[Rows from a figure dataset]
>> begin
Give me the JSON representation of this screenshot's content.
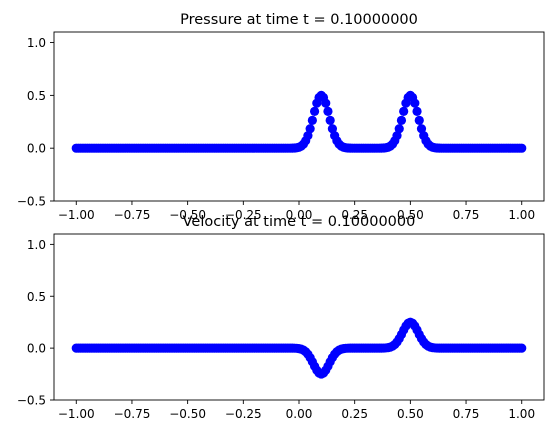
{
  "chart_data": [
    {
      "type": "scatter",
      "title": "Pressure at time t =      0.10000000",
      "xlabel": "",
      "ylabel": "",
      "xlim": [
        -1.1,
        1.1
      ],
      "ylim": [
        -0.5,
        1.1
      ],
      "xticks": [
        -1.0,
        -0.75,
        -0.5,
        -0.25,
        0.0,
        0.25,
        0.5,
        0.75,
        1.0
      ],
      "xtick_labels": [
        "−1.00",
        "−0.75",
        "−0.50",
        "−0.25",
        "0.00",
        "0.25",
        "0.50",
        "0.75",
        "1.00"
      ],
      "yticks": [
        -0.5,
        0.0,
        0.5,
        1.0
      ],
      "ytick_labels": [
        "−0.5",
        "0.0",
        "0.5",
        "1.0"
      ],
      "grid": false,
      "marker_color": "#0000ff",
      "series": [
        {
          "x_range": [
            -1.0,
            1.0
          ],
          "points": 201,
          "pulses": [
            {
              "center": 0.1,
              "amplitude": 0.5,
              "width": 0.05
            },
            {
              "center": 0.5,
              "amplitude": 0.5,
              "width": 0.05
            }
          ]
        }
      ]
    },
    {
      "type": "scatter",
      "title": "Velocity at time t =      0.10000000",
      "xlabel": "",
      "ylabel": "",
      "xlim": [
        -1.1,
        1.1
      ],
      "ylim": [
        -0.5,
        1.1
      ],
      "xticks": [
        -1.0,
        -0.75,
        -0.5,
        -0.25,
        0.0,
        0.25,
        0.5,
        0.75,
        1.0
      ],
      "xtick_labels": [
        "−1.00",
        "−0.75",
        "−0.50",
        "−0.25",
        "0.00",
        "0.25",
        "0.50",
        "0.75",
        "1.00"
      ],
      "yticks": [
        -0.5,
        0.0,
        0.5,
        1.0
      ],
      "ytick_labels": [
        "−0.5",
        "0.0",
        "0.5",
        "1.0"
      ],
      "grid": false,
      "marker_color": "#0000ff",
      "series": [
        {
          "x_range": [
            -1.0,
            1.0
          ],
          "points": 201,
          "pulses": [
            {
              "center": 0.1,
              "amplitude": -0.25,
              "width": 0.05
            },
            {
              "center": 0.5,
              "amplitude": 0.25,
              "width": 0.05
            }
          ]
        }
      ]
    }
  ]
}
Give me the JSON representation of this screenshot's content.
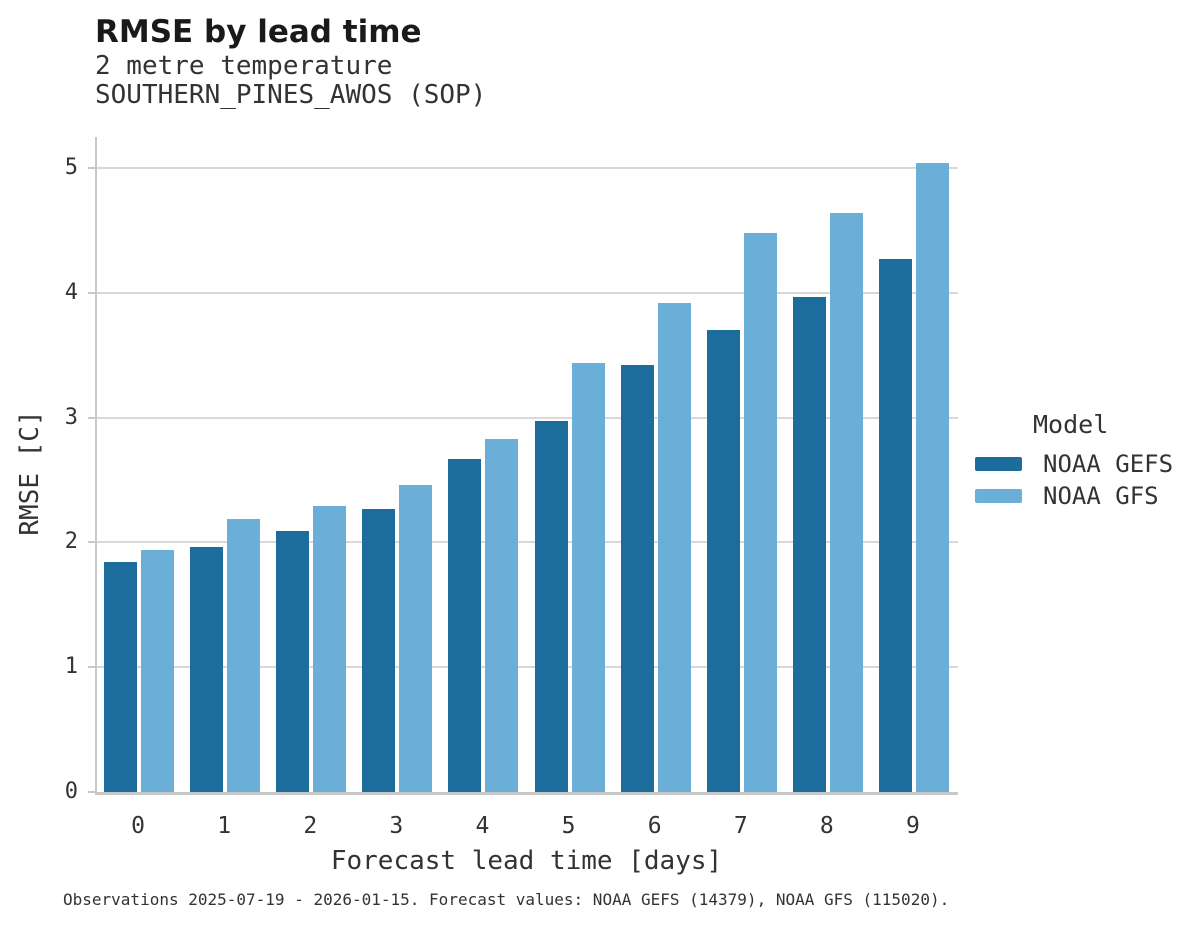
{
  "header": {
    "title": "RMSE by lead time",
    "subtitle_line1": "2 metre temperature",
    "subtitle_line2": "SOUTHERN_PINES_AWOS (SOP)"
  },
  "legend": {
    "title": "Model",
    "items": [
      {
        "label": "NOAA GEFS",
        "color": "#1c6d9c"
      },
      {
        "label": "NOAA GFS",
        "color": "#6bafd8"
      }
    ]
  },
  "footer": {
    "caption": "Observations 2025-07-19 - 2026-01-15. Forecast values: NOAA GEFS (14379), NOAA GFS (115020)."
  },
  "colors": {
    "noaa_gefs": "#1c6d9c",
    "noaa_gfs": "#6bafd8",
    "gridline": "#d9d9d9",
    "spine": "#c8c8c8",
    "text": "#333333"
  },
  "chart_data": {
    "type": "bar",
    "title": "RMSE by lead time",
    "subtitle": [
      "2 metre temperature",
      "SOUTHERN_PINES_AWOS (SOP)"
    ],
    "xlabel": "Forecast lead time [days]",
    "ylabel": "RMSE [C]",
    "categories": [
      "0",
      "1",
      "2",
      "3",
      "4",
      "5",
      "6",
      "7",
      "8",
      "9"
    ],
    "series": [
      {
        "name": "NOAA GEFS",
        "color": "#1c6d9c",
        "values": [
          1.84,
          1.96,
          2.09,
          2.27,
          2.67,
          2.97,
          3.42,
          3.7,
          3.97,
          4.27
        ]
      },
      {
        "name": "NOAA GFS",
        "color": "#6bafd8",
        "values": [
          1.94,
          2.19,
          2.29,
          2.46,
          2.83,
          3.44,
          3.92,
          4.48,
          4.64,
          5.04
        ]
      }
    ],
    "ylim": [
      0,
      5.25
    ],
    "yticks": [
      0,
      1,
      2,
      3,
      4,
      5
    ],
    "grid": true,
    "legend_position": "right",
    "legend_title": "Model"
  }
}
>> end
### The exercise
Copy every entry exactly as written. Pictures are excluded.

### Full answer
Give me the JSON representation of this screenshot's content.
{
  "chart_data": [
    {
      "type": "scatter",
      "title": "Pressure at time t =      0.10000000",
      "xlabel": "",
      "ylabel": "",
      "xlim": [
        -1.1,
        1.1
      ],
      "ylim": [
        -0.5,
        1.1
      ],
      "xticks": [
        -1.0,
        -0.75,
        -0.5,
        -0.25,
        0.0,
        0.25,
        0.5,
        0.75,
        1.0
      ],
      "xtick_labels": [
        "−1.00",
        "−0.75",
        "−0.50",
        "−0.25",
        "0.00",
        "0.25",
        "0.50",
        "0.75",
        "1.00"
      ],
      "yticks": [
        -0.5,
        0.0,
        0.5,
        1.0
      ],
      "ytick_labels": [
        "−0.5",
        "0.0",
        "0.5",
        "1.0"
      ],
      "grid": false,
      "marker_color": "#0000ff",
      "series": [
        {
          "x_range": [
            -1.0,
            1.0
          ],
          "points": 201,
          "pulses": [
            {
              "center": 0.1,
              "amplitude": 0.5,
              "width": 0.05
            },
            {
              "center": 0.5,
              "amplitude": 0.5,
              "width": 0.05
            }
          ]
        }
      ]
    },
    {
      "type": "scatter",
      "title": "Velocity at time t =      0.10000000",
      "xlabel": "",
      "ylabel": "",
      "xlim": [
        -1.1,
        1.1
      ],
      "ylim": [
        -0.5,
        1.1
      ],
      "xticks": [
        -1.0,
        -0.75,
        -0.5,
        -0.25,
        0.0,
        0.25,
        0.5,
        0.75,
        1.0
      ],
      "xtick_labels": [
        "−1.00",
        "−0.75",
        "−0.50",
        "−0.25",
        "0.00",
        "0.25",
        "0.50",
        "0.75",
        "1.00"
      ],
      "yticks": [
        -0.5,
        0.0,
        0.5,
        1.0
      ],
      "ytick_labels": [
        "−0.5",
        "0.0",
        "0.5",
        "1.0"
      ],
      "grid": false,
      "marker_color": "#0000ff",
      "series": [
        {
          "x_range": [
            -1.0,
            1.0
          ],
          "points": 201,
          "pulses": [
            {
              "center": 0.1,
              "amplitude": -0.25,
              "width": 0.05
            },
            {
              "center": 0.5,
              "amplitude": 0.25,
              "width": 0.05
            }
          ]
        }
      ]
    }
  ]
}
Give me the JSON representation of this screenshot's content.
{
  "header": {
    "title": "RMSE by lead time",
    "subtitle_line1": "2 metre temperature",
    "subtitle_line2": "SOUTHERN_PINES_AWOS (SOP)"
  },
  "legend": {
    "title": "Model",
    "items": [
      {
        "label": "NOAA GEFS",
        "color": "#1c6d9c"
      },
      {
        "label": "NOAA GFS",
        "color": "#6bafd8"
      }
    ]
  },
  "footer": {
    "caption": "Observations 2025-07-19 - 2026-01-15. Forecast values: NOAA GEFS (14379), NOAA GFS (115020)."
  },
  "colors": {
    "noaa_gefs": "#1c6d9c",
    "noaa_gfs": "#6bafd8",
    "gridline": "#d9d9d9",
    "spine": "#c8c8c8",
    "text": "#333333"
  },
  "chart_data": {
    "type": "bar",
    "title": "RMSE by lead time",
    "subtitle": [
      "2 metre temperature",
      "SOUTHERN_PINES_AWOS (SOP)"
    ],
    "xlabel": "Forecast lead time [days]",
    "ylabel": "RMSE [C]",
    "categories": [
      "0",
      "1",
      "2",
      "3",
      "4",
      "5",
      "6",
      "7",
      "8",
      "9"
    ],
    "series": [
      {
        "name": "NOAA GEFS",
        "color": "#1c6d9c",
        "values": [
          1.84,
          1.96,
          2.09,
          2.27,
          2.67,
          2.97,
          3.42,
          3.7,
          3.97,
          4.27
        ]
      },
      {
        "name": "NOAA GFS",
        "color": "#6bafd8",
        "values": [
          1.94,
          2.19,
          2.29,
          2.46,
          2.83,
          3.44,
          3.92,
          4.48,
          4.64,
          5.04
        ]
      }
    ],
    "ylim": [
      0,
      5.25
    ],
    "yticks": [
      0,
      1,
      2,
      3,
      4,
      5
    ],
    "grid": true,
    "legend_position": "right",
    "legend_title": "Model"
  }
}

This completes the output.